* start RECORD SET *
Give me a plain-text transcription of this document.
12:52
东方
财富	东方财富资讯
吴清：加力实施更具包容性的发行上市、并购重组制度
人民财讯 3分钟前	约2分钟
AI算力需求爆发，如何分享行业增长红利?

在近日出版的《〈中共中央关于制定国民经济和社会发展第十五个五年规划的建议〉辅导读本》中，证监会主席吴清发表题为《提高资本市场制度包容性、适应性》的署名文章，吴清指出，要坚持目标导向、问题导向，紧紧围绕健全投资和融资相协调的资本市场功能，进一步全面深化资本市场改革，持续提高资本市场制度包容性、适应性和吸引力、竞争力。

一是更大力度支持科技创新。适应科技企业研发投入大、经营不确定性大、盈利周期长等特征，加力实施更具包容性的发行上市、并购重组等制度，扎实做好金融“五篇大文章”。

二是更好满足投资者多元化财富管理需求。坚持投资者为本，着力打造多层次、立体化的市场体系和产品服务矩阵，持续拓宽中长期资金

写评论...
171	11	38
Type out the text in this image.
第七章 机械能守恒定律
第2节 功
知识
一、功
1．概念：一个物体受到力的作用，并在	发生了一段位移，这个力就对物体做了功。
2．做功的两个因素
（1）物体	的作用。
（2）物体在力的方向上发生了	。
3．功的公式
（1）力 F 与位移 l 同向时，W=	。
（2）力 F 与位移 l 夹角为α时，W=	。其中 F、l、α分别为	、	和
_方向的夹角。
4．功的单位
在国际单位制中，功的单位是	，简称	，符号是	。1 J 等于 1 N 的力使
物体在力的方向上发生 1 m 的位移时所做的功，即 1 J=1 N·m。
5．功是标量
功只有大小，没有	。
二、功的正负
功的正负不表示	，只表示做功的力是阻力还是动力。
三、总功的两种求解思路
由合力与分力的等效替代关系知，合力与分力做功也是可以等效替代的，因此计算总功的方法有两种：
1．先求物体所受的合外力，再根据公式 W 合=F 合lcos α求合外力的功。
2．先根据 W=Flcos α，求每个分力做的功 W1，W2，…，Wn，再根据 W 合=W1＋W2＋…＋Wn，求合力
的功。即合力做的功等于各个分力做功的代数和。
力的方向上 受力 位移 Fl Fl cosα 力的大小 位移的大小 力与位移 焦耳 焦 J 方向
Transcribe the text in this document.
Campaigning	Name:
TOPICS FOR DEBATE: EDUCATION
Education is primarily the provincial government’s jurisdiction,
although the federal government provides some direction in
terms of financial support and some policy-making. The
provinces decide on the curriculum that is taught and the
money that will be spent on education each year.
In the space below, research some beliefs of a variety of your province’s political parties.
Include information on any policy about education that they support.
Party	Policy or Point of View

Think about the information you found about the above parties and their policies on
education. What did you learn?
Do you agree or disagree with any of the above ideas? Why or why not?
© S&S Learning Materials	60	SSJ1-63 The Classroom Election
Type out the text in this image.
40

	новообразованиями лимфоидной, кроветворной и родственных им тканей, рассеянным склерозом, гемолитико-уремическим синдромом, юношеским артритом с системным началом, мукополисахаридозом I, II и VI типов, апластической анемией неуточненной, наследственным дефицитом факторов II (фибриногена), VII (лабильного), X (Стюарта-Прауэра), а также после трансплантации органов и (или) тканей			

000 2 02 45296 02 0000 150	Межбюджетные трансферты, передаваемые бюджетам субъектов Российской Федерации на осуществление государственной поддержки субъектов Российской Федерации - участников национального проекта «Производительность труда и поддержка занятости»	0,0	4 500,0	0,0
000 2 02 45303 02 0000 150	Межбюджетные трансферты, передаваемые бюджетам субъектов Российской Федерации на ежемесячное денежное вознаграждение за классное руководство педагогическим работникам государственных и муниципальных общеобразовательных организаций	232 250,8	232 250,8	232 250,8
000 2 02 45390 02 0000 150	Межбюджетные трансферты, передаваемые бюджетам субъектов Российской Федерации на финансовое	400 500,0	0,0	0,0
* end RECORD SET *
▶ EXERCISE DIRECTIONS: Locate the word "text" in the data above. Copy every line carrying it.

▶ TASK OUTPUT:
Give me a plain-text transcription of this document.
Type out the text in this image.
Transcribe the text in this document.
Type out the text in this image.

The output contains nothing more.